• _RECORDS SUPPLIED_
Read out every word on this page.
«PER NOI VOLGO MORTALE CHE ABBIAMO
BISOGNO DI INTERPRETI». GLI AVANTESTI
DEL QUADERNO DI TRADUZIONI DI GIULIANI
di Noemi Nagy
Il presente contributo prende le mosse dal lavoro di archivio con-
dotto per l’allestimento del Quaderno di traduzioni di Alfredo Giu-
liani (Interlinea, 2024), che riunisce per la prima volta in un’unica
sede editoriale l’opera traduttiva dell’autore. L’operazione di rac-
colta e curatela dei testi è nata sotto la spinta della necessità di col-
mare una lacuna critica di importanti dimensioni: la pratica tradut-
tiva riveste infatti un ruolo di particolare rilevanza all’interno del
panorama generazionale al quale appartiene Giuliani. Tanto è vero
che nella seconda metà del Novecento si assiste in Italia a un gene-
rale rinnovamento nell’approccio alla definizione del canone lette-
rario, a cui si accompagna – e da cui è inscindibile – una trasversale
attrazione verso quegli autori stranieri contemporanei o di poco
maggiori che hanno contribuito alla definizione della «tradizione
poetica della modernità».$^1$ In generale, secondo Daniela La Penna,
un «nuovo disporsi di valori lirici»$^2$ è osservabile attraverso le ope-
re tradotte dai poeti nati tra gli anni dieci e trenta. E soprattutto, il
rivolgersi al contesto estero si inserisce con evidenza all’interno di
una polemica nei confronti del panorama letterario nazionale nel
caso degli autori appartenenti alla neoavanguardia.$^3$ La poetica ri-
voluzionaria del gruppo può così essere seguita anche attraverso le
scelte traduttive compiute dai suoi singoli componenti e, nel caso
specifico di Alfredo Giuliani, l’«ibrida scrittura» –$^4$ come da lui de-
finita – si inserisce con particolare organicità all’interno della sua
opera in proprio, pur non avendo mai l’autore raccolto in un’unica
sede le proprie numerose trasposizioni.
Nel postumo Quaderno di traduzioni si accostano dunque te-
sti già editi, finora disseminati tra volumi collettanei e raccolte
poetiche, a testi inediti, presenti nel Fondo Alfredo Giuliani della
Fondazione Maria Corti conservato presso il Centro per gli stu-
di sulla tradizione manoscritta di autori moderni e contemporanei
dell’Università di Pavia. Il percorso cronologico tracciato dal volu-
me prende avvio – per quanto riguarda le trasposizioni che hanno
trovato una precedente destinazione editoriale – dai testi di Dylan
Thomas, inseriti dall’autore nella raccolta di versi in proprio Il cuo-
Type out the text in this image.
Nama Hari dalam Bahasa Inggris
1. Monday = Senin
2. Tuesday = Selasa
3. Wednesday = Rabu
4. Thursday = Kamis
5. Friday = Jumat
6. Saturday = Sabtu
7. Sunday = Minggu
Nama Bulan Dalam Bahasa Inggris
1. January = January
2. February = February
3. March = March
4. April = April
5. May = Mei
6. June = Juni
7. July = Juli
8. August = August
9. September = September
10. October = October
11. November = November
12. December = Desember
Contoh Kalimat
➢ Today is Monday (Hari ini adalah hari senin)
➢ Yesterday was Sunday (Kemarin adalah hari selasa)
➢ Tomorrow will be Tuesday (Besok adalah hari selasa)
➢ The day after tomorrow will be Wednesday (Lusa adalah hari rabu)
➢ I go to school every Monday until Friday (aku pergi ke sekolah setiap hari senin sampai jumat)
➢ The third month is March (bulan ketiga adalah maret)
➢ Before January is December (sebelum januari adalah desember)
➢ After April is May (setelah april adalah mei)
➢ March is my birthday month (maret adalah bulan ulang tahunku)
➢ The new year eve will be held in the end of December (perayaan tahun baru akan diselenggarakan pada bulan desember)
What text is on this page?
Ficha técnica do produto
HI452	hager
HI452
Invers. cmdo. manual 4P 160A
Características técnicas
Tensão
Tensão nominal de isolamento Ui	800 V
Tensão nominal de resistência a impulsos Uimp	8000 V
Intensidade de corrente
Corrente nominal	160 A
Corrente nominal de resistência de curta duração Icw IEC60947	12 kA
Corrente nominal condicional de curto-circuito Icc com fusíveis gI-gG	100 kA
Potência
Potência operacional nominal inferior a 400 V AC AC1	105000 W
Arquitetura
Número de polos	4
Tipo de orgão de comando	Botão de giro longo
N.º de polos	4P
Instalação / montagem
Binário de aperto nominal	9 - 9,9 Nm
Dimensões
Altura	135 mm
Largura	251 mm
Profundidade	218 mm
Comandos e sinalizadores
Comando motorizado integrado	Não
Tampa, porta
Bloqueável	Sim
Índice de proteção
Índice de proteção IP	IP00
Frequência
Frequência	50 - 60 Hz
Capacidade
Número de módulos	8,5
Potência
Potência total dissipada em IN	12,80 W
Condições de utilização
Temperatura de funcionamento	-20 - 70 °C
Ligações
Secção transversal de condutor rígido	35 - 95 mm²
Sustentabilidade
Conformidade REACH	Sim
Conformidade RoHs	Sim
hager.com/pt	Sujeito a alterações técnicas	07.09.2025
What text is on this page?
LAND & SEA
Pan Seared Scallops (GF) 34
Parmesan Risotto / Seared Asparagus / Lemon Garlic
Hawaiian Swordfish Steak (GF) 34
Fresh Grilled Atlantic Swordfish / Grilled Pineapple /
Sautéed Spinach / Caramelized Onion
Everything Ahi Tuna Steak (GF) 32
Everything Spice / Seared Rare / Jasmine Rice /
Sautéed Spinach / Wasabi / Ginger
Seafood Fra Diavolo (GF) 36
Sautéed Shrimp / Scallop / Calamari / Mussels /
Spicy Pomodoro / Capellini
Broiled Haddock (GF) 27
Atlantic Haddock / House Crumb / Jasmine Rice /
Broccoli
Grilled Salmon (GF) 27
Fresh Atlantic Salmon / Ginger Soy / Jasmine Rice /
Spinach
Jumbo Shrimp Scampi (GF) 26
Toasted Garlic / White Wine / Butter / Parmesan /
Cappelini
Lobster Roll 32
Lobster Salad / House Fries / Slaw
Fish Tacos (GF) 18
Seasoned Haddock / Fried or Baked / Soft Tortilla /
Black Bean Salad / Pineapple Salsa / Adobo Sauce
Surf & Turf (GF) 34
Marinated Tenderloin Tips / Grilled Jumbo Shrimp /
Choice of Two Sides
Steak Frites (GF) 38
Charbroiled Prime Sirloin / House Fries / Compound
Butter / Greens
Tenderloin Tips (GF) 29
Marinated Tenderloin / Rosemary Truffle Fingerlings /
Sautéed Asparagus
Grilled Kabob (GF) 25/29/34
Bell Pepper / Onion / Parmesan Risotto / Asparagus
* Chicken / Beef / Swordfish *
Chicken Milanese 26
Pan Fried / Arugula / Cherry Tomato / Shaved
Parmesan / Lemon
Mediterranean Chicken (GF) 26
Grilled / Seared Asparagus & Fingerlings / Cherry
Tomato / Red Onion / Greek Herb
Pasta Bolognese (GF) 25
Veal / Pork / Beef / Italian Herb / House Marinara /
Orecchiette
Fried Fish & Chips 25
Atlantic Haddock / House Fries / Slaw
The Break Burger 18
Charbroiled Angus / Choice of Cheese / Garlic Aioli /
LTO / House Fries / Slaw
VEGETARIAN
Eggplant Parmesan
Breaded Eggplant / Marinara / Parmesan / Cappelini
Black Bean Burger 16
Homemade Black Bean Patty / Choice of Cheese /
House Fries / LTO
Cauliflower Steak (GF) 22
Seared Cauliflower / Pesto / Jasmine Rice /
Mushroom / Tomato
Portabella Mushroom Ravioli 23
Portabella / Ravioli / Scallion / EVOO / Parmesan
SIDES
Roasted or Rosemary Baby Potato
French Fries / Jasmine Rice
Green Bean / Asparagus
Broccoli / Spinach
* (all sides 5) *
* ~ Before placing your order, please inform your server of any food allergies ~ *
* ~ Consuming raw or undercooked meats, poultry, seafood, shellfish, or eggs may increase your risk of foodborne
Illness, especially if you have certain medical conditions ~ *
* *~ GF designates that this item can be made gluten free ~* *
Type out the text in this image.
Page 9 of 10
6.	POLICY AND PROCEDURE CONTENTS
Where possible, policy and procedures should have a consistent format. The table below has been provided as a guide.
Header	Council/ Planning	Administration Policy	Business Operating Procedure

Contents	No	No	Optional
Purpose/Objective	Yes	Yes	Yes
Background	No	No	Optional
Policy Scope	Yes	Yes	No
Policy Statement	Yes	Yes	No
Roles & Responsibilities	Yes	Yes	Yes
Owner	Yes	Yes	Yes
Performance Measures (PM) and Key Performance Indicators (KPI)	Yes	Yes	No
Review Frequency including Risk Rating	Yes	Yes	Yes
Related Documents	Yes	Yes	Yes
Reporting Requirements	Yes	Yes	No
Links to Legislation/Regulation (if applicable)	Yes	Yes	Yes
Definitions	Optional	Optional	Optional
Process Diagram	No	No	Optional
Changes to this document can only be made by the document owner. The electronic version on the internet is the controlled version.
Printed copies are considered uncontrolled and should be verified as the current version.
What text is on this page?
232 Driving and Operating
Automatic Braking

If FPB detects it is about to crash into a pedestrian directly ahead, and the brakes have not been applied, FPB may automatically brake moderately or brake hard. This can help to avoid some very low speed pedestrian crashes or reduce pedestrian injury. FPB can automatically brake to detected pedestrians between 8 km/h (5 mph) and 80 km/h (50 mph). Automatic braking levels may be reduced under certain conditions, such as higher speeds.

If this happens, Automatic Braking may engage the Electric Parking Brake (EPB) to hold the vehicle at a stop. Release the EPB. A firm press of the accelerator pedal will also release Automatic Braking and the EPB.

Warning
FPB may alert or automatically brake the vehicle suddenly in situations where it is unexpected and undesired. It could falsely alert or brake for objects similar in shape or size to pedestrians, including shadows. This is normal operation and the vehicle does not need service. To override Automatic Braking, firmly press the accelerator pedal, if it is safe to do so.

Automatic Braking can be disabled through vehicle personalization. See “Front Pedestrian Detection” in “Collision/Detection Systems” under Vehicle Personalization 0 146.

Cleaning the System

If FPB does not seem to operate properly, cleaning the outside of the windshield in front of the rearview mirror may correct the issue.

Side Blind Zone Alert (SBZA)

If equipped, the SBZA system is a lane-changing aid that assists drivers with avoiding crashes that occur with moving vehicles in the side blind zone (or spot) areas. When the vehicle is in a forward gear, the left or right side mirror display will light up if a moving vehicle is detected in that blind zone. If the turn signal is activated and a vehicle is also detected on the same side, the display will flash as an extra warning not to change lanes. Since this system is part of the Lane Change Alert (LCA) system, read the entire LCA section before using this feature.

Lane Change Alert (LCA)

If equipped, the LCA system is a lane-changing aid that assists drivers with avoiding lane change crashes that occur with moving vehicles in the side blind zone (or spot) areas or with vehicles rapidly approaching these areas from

• _EXERCISE REQUIREMENTS_
Isolate the lines above that contain the word "version" and copy them.

• _ANSWER TO THIS EXERCISE_
Changes to this document can only be made by the document owner. The electronic version on the internet is the controlled version.
Printed copies are considered uncontrolled and should be verified as the current version.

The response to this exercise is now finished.